(Task brief) Copy whichever lines contain the string "this".

[A run of records]

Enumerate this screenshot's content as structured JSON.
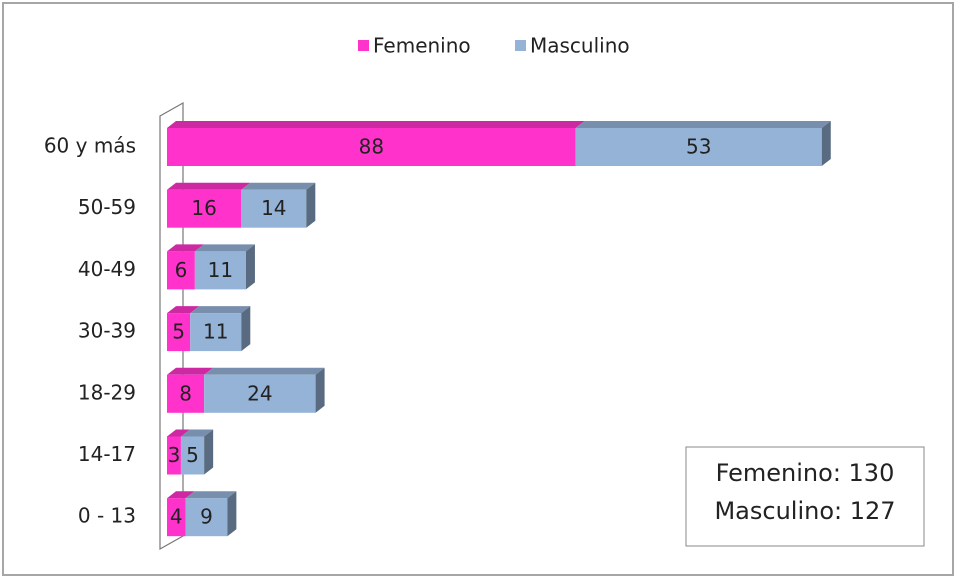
{
  "chart_data": {
    "type": "bar",
    "orientation": "horizontal",
    "stacked": true,
    "categories": [
      "60 y más",
      "50-59",
      "40-49",
      "30-39",
      "18-29",
      "14-17",
      "0 - 13"
    ],
    "series": [
      {
        "name": "Femenino",
        "color": "#ff33cc",
        "values": [
          88,
          16,
          6,
          5,
          8,
          3,
          4
        ]
      },
      {
        "name": "Masculino",
        "color": "#95b3d7",
        "values": [
          53,
          14,
          11,
          11,
          24,
          5,
          9
        ]
      }
    ],
    "xlim": [
      0,
      160
    ],
    "legend": "top",
    "annotations": [
      "Femenino: 130",
      "Masculino: 127"
    ]
  }
}
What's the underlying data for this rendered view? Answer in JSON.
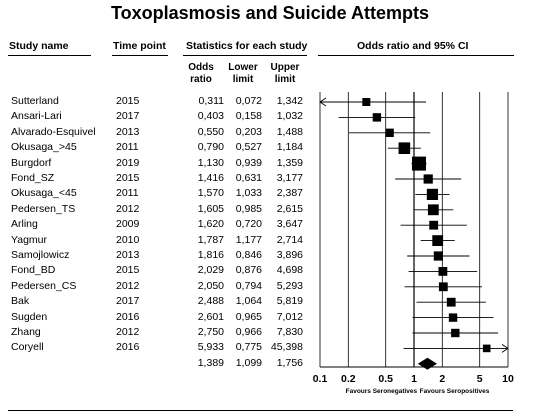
{
  "chart_data": {
    "type": "forest",
    "title": "Toxoplasmosis and Suicide Attempts",
    "headers": {
      "study_name": "Study name",
      "time_point": "Time point",
      "stats": "Statistics for each study",
      "plot": "Odds ratio and 95% CI",
      "or": [
        "Odds",
        "ratio"
      ],
      "lower": [
        "Lower",
        "limit"
      ],
      "upper": [
        "Upper",
        "limit"
      ]
    },
    "studies": [
      {
        "name": "Sutterland",
        "year": "2015",
        "or": "0,311",
        "lower": "0,072",
        "upper": "1,342",
        "or_v": 0.311,
        "lo_v": 0.072,
        "up_v": 1.342,
        "w": 0.5
      },
      {
        "name": "Ansari-Lari",
        "year": "2017",
        "or": "0,403",
        "lower": "0,158",
        "upper": "1,032",
        "or_v": 0.403,
        "lo_v": 0.158,
        "up_v": 1.032,
        "w": 0.55
      },
      {
        "name": "Alvarado-Esquivel",
        "year": "2013",
        "or": "0,550",
        "lower": "0,203",
        "upper": "1,488",
        "or_v": 0.55,
        "lo_v": 0.203,
        "up_v": 1.488,
        "w": 0.55
      },
      {
        "name": "Okusaga_>45",
        "year": "2011",
        "or": "0,790",
        "lower": "0,527",
        "upper": "1,184",
        "or_v": 0.79,
        "lo_v": 0.527,
        "up_v": 1.184,
        "w": 0.95
      },
      {
        "name": "Burgdorf",
        "year": "2019",
        "or": "1,130",
        "lower": "0,939",
        "upper": "1,359",
        "or_v": 1.13,
        "lo_v": 0.939,
        "up_v": 1.359,
        "w": 1.25
      },
      {
        "name": "Fond_SZ",
        "year": "2015",
        "or": "1,416",
        "lower": "0,631",
        "upper": "3,177",
        "or_v": 1.416,
        "lo_v": 0.631,
        "up_v": 3.177,
        "w": 0.65
      },
      {
        "name": "Okusaga_<45",
        "year": "2011",
        "or": "1,570",
        "lower": "1,033",
        "upper": "2,387",
        "or_v": 1.57,
        "lo_v": 1.033,
        "up_v": 2.387,
        "w": 0.9
      },
      {
        "name": "Pedersen_TS",
        "year": "2012",
        "or": "1,605",
        "lower": "0,985",
        "upper": "2,615",
        "or_v": 1.605,
        "lo_v": 0.985,
        "up_v": 2.615,
        "w": 0.85
      },
      {
        "name": "Arling",
        "year": "2009",
        "or": "1,620",
        "lower": "0,720",
        "upper": "3,647",
        "or_v": 1.62,
        "lo_v": 0.72,
        "up_v": 3.647,
        "w": 0.6
      },
      {
        "name": "Yagmur",
        "year": "2010",
        "or": "1,787",
        "lower": "1,177",
        "upper": "2,714",
        "or_v": 1.787,
        "lo_v": 1.177,
        "up_v": 2.714,
        "w": 0.85
      },
      {
        "name": "Samojlowicz",
        "year": "2013",
        "or": "1,816",
        "lower": "0,846",
        "upper": "3,896",
        "or_v": 1.816,
        "lo_v": 0.846,
        "up_v": 3.896,
        "w": 0.65
      },
      {
        "name": "Fond_BD",
        "year": "2015",
        "or": "2,029",
        "lower": "0,876",
        "upper": "4,698",
        "or_v": 2.029,
        "lo_v": 0.876,
        "up_v": 4.698,
        "w": 0.6
      },
      {
        "name": "Pedersen_CS",
        "year": "2012",
        "or": "2,050",
        "lower": "0,794",
        "upper": "5,293",
        "or_v": 2.05,
        "lo_v": 0.794,
        "up_v": 5.293,
        "w": 0.6
      },
      {
        "name": "Bak",
        "year": "2017",
        "or": "2,488",
        "lower": "1,064",
        "upper": "5,819",
        "or_v": 2.488,
        "lo_v": 1.064,
        "up_v": 5.819,
        "w": 0.6
      },
      {
        "name": "Sugden",
        "year": "2016",
        "or": "2,601",
        "lower": "0,965",
        "upper": "7,012",
        "or_v": 2.601,
        "lo_v": 0.965,
        "up_v": 7.012,
        "w": 0.55
      },
      {
        "name": "Zhang",
        "year": "2012",
        "or": "2,750",
        "lower": "0,966",
        "upper": "7,830",
        "or_v": 2.75,
        "lo_v": 0.966,
        "up_v": 7.83,
        "w": 0.55
      },
      {
        "name": "Coryell",
        "year": "2016",
        "or": "5,933",
        "lower": "0,775",
        "upper": "45,398",
        "or_v": 5.933,
        "lo_v": 0.775,
        "up_v": 45.398,
        "w": 0.45
      }
    ],
    "summary": {
      "or": "1,389",
      "lower": "1,099",
      "upper": "1,756",
      "or_v": 1.389,
      "lo_v": 1.099,
      "up_v": 1.756
    },
    "x_axis": {
      "scale": "log",
      "range": [
        0.1,
        10
      ],
      "ticks": [
        0.1,
        0.2,
        0.5,
        1,
        2,
        5,
        10
      ],
      "tick_labels": [
        "0.1",
        "0.2",
        "0.5",
        "1",
        "2",
        "5",
        "10"
      ]
    },
    "favours_left": "Favours Seronegatives",
    "favours_right": "Favours Seropositives"
  }
}
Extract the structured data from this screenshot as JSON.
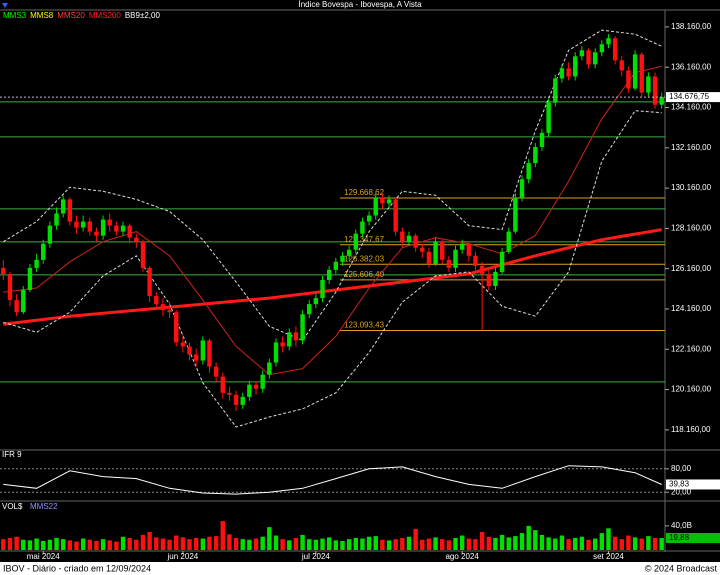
{
  "chart_data": [
    {
      "type": "candlestick",
      "title": "Índice Bovespa - Ibovespa, A Vista",
      "legend": [
        {
          "label": "MMS3",
          "color": "#00ff00"
        },
        {
          "label": "MMS8",
          "color": "#ffff00"
        },
        {
          "label": "MMS20",
          "color": "#ff4040"
        },
        {
          "label": "MMS200",
          "color": "#ff2020"
        },
        {
          "label": "BB9±2,00",
          "color": "#ffffff"
        }
      ],
      "up_color": "#00e000",
      "down_color": "#ff1010",
      "xlim": [
        -0.5,
        99.5
      ],
      "xticks": [
        {
          "value": 6,
          "label": "mai 2024"
        },
        {
          "value": 27,
          "label": "jun 2024"
        },
        {
          "value": 47,
          "label": "jul 2024"
        },
        {
          "value": 69,
          "label": "ago 2024"
        },
        {
          "value": 91,
          "label": "set 2024"
        }
      ],
      "ylim": [
        117160,
        139000
      ],
      "yticks": [
        {
          "value": 138160,
          "label": "138.160,00"
        },
        {
          "value": 136160,
          "label": "136.160,00"
        },
        {
          "value": 134160,
          "label": "134.160,00"
        },
        {
          "value": 132160,
          "label": "132.160,00"
        },
        {
          "value": 130160,
          "label": "130.160,00"
        },
        {
          "value": 128160,
          "label": "128.160,00"
        },
        {
          "value": 126160,
          "label": "126.160,00"
        },
        {
          "value": 124160,
          "label": "124.160,00"
        },
        {
          "value": 122160,
          "label": "122.160,00"
        },
        {
          "value": 120160,
          "label": "120.160,00"
        },
        {
          "value": 118160,
          "label": "118.160,00"
        }
      ],
      "open": [
        126200,
        125900,
        124600,
        124000,
        125100,
        126200,
        126600,
        127400,
        128300,
        128900,
        129600,
        128500,
        128200,
        128500,
        128000,
        127800,
        128600,
        128300,
        128000,
        128300,
        127700,
        127500,
        126200,
        124800,
        124400,
        124100,
        124000,
        122500,
        122300,
        121900,
        121600,
        122600,
        121300,
        120800,
        120000,
        119900,
        119400,
        119800,
        120400,
        120200,
        120900,
        121500,
        122500,
        122300,
        123000,
        122600,
        123900,
        124400,
        124700,
        125600,
        126100,
        126500,
        126800,
        127100,
        127900,
        128500,
        128800,
        129700,
        129400,
        129600,
        128000,
        127500,
        127800,
        127200,
        127000,
        126400,
        127500,
        126600,
        126200,
        127100,
        127400,
        126800,
        126300,
        125900,
        125300,
        126000,
        127000,
        128000,
        129700,
        130600,
        131400,
        132200,
        132900,
        134400,
        135600,
        136100,
        135700,
        136700,
        137000,
        136300,
        136900,
        137300,
        137600,
        136500,
        136000,
        135100,
        136800,
        134900,
        135700,
        134300
      ],
      "high": [
        126600,
        126000,
        124900,
        125300,
        126400,
        126900,
        127600,
        128500,
        129200,
        129800,
        129700,
        128800,
        128800,
        128700,
        128200,
        128800,
        128900,
        128500,
        128500,
        128400,
        127900,
        127600,
        126300,
        125000,
        124700,
        124500,
        124100,
        122900,
        122500,
        122200,
        122800,
        122700,
        121500,
        121000,
        120300,
        120100,
        120000,
        120600,
        120600,
        121100,
        121700,
        122700,
        122800,
        123200,
        123300,
        124100,
        124600,
        124900,
        125800,
        126300,
        126700,
        127000,
        127300,
        128100,
        128700,
        129000,
        129900,
        129900,
        129800,
        129700,
        128200,
        128000,
        127900,
        127400,
        127200,
        127700,
        127600,
        126800,
        127300,
        127600,
        127500,
        127000,
        126500,
        126100,
        126200,
        127200,
        128200,
        129900,
        130800,
        131600,
        132400,
        133100,
        134600,
        135800,
        136300,
        136400,
        136900,
        137200,
        137100,
        137100,
        137500,
        137800,
        137700,
        136700,
        136200,
        137000,
        136900,
        135900,
        135900,
        134900
      ],
      "low": [
        125600,
        124300,
        123800,
        123900,
        125000,
        126000,
        126400,
        127200,
        128100,
        128700,
        128300,
        127900,
        128000,
        127800,
        127500,
        127600,
        128000,
        127800,
        127800,
        127400,
        127200,
        126000,
        124500,
        124100,
        123800,
        123700,
        122300,
        122000,
        121600,
        121300,
        121400,
        121000,
        120500,
        119700,
        119600,
        119100,
        119200,
        119600,
        119900,
        120000,
        120700,
        121300,
        122000,
        122100,
        122300,
        122400,
        123700,
        124200,
        124500,
        125400,
        125900,
        126300,
        126600,
        126900,
        127700,
        128300,
        128600,
        129100,
        129200,
        127800,
        127200,
        127300,
        127000,
        126700,
        126200,
        126300,
        126400,
        126000,
        126000,
        126900,
        126500,
        126100,
        123100,
        125100,
        125100,
        125900,
        126900,
        127900,
        129500,
        130400,
        131200,
        132000,
        132700,
        134200,
        135400,
        135500,
        135500,
        136500,
        136100,
        136100,
        136700,
        137100,
        136300,
        135700,
        134900,
        135000,
        134700,
        134700,
        134100,
        134100
      ],
      "close": [
        125900,
        124600,
        124000,
        125100,
        126200,
        126600,
        127400,
        128300,
        128900,
        129600,
        128500,
        128200,
        128500,
        128000,
        127800,
        128600,
        128300,
        128000,
        128300,
        127700,
        127500,
        126200,
        124800,
        124400,
        124100,
        124000,
        122500,
        122300,
        121900,
        121600,
        122600,
        121300,
        120800,
        120000,
        119900,
        119400,
        119800,
        120400,
        120200,
        120900,
        121500,
        122500,
        122300,
        123000,
        122600,
        123900,
        124400,
        124700,
        125600,
        126100,
        126500,
        126800,
        127100,
        127900,
        128500,
        128800,
        129700,
        129400,
        129600,
        128000,
        127500,
        127800,
        127200,
        127000,
        126400,
        127500,
        126600,
        126200,
        127100,
        127400,
        126800,
        126300,
        125900,
        125300,
        126000,
        127000,
        128000,
        129700,
        130600,
        131400,
        132200,
        132900,
        134400,
        135600,
        136100,
        135700,
        136700,
        137000,
        136300,
        136900,
        137300,
        137600,
        136500,
        136000,
        135100,
        136800,
        134900,
        135700,
        134300,
        134676.75
      ],
      "last_price": {
        "value": 134676.75,
        "label": "134.676,75"
      },
      "level_color": "#3cb043",
      "levels": [
        134440,
        132700,
        129130,
        127490,
        125850,
        120540
      ],
      "labeled_level_color": "#e0a020",
      "labeled_levels": [
        {
          "value": 129668.62,
          "label": "129.668,62"
        },
        {
          "value": 127347.67,
          "label": "127.347,67"
        },
        {
          "value": 126382.03,
          "label": "126.382,03"
        },
        {
          "value": 125606.4,
          "label": "125.606,40"
        },
        {
          "value": 123093.43,
          "label": "123.093,43"
        }
      ],
      "series": [
        {
          "name": "MMS200",
          "color": "#ff1a1a",
          "width": 3,
          "x": [
            0,
            10,
            20,
            30,
            40,
            50,
            60,
            70,
            80,
            90,
            99
          ],
          "values": [
            123400,
            123800,
            124100,
            124400,
            124700,
            125100,
            125500,
            125900,
            126800,
            127600,
            128100
          ]
        },
        {
          "name": "MMS20",
          "color": "#d02020",
          "width": 1,
          "x": [
            0,
            5,
            10,
            15,
            20,
            25,
            30,
            35,
            40,
            45,
            50,
            55,
            60,
            65,
            70,
            75,
            80,
            85,
            90,
            95,
            99
          ],
          "values": [
            125000,
            125200,
            126500,
            127500,
            128000,
            126800,
            124600,
            122300,
            120900,
            121200,
            122800,
            125200,
            127200,
            127700,
            127400,
            126900,
            127800,
            130500,
            133600,
            135900,
            136200
          ]
        },
        {
          "name": "BB9±2,00",
          "color": "#dddddd",
          "width": 1,
          "dash": true,
          "x": [
            0,
            5,
            10,
            15,
            20,
            25,
            30,
            35,
            40,
            45,
            50,
            55,
            60,
            65,
            70,
            75,
            80,
            85,
            90,
            95,
            99
          ],
          "values": [
            127500,
            128500,
            130200,
            130000,
            129600,
            129000,
            127600,
            125500,
            123300,
            122600,
            125000,
            128000,
            130000,
            129800,
            128300,
            128100,
            133000,
            137000,
            138000,
            137800,
            137200
          ]
        },
        {
          "name": "BB9±2,00",
          "color": "#dddddd",
          "width": 1,
          "dash": true,
          "x": [
            0,
            5,
            10,
            15,
            20,
            25,
            30,
            35,
            40,
            45,
            50,
            55,
            60,
            65,
            70,
            75,
            80,
            85,
            90,
            95,
            99
          ],
          "values": [
            123500,
            123000,
            124000,
            125800,
            126800,
            124400,
            120500,
            118300,
            118800,
            119200,
            120000,
            122000,
            124500,
            125800,
            126000,
            124300,
            123800,
            126000,
            131500,
            134000,
            133900
          ]
        }
      ]
    },
    {
      "type": "line",
      "title": "IFR 9",
      "xlim": [
        -0.5,
        99.5
      ],
      "ylim": [
        0,
        100
      ],
      "yticks": [
        {
          "value": 80,
          "label": "80,00"
        },
        {
          "value": 20,
          "label": "20,00"
        }
      ],
      "series": [
        {
          "color": "#ffffff",
          "width": 1,
          "x": [
            0,
            5,
            10,
            15,
            20,
            25,
            30,
            35,
            40,
            45,
            50,
            55,
            60,
            65,
            70,
            75,
            80,
            85,
            90,
            95,
            99
          ],
          "values": [
            40,
            30,
            75,
            60,
            55,
            30,
            18,
            15,
            20,
            30,
            55,
            80,
            85,
            60,
            40,
            30,
            60,
            88,
            85,
            70,
            39.83
          ]
        }
      ],
      "last_value": {
        "value": 39.83,
        "label": "39,83"
      }
    },
    {
      "type": "bar",
      "title": "VOL$",
      "legend": [
        {
          "label": "MMS22",
          "color": "#9090ff"
        }
      ],
      "xlim": [
        -0.5,
        99.5
      ],
      "ylim": [
        0,
        78
      ],
      "yticks": [
        {
          "value": 40,
          "label": "40,0B"
        }
      ],
      "values": [
        18,
        20,
        22,
        17,
        16,
        19,
        15,
        17,
        20,
        18,
        16,
        14,
        19,
        17,
        15,
        18,
        16,
        14,
        22,
        20,
        17,
        25,
        30,
        21,
        19,
        17,
        24,
        21,
        18,
        20,
        19,
        22,
        23,
        48,
        26,
        20,
        18,
        17,
        19,
        22,
        38,
        24,
        18,
        16,
        20,
        25,
        18,
        17,
        19,
        21,
        16,
        15,
        18,
        20,
        19,
        22,
        23,
        17,
        16,
        18,
        20,
        22,
        35,
        17,
        19,
        21,
        18,
        16,
        20,
        24,
        19,
        18,
        30,
        22,
        20,
        25,
        21,
        23,
        28,
        40,
        33,
        25,
        21,
        19,
        24,
        18,
        20,
        22,
        17,
        19,
        28,
        36,
        22,
        18,
        24,
        21,
        19,
        23,
        20,
        19.88
      ],
      "last_value": {
        "value": 19.88,
        "label": "19,88"
      }
    }
  ],
  "footer": {
    "left": "IBOV - Diário - criado em 12/09/2024",
    "right": "© 2024 Broadcast"
  }
}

(Correct output)
Enumerate this screenshot's content as structured JSON.
What's the underlying data for this rendered view? Answer in JSON.
Extract the structured data from this screenshot as JSON.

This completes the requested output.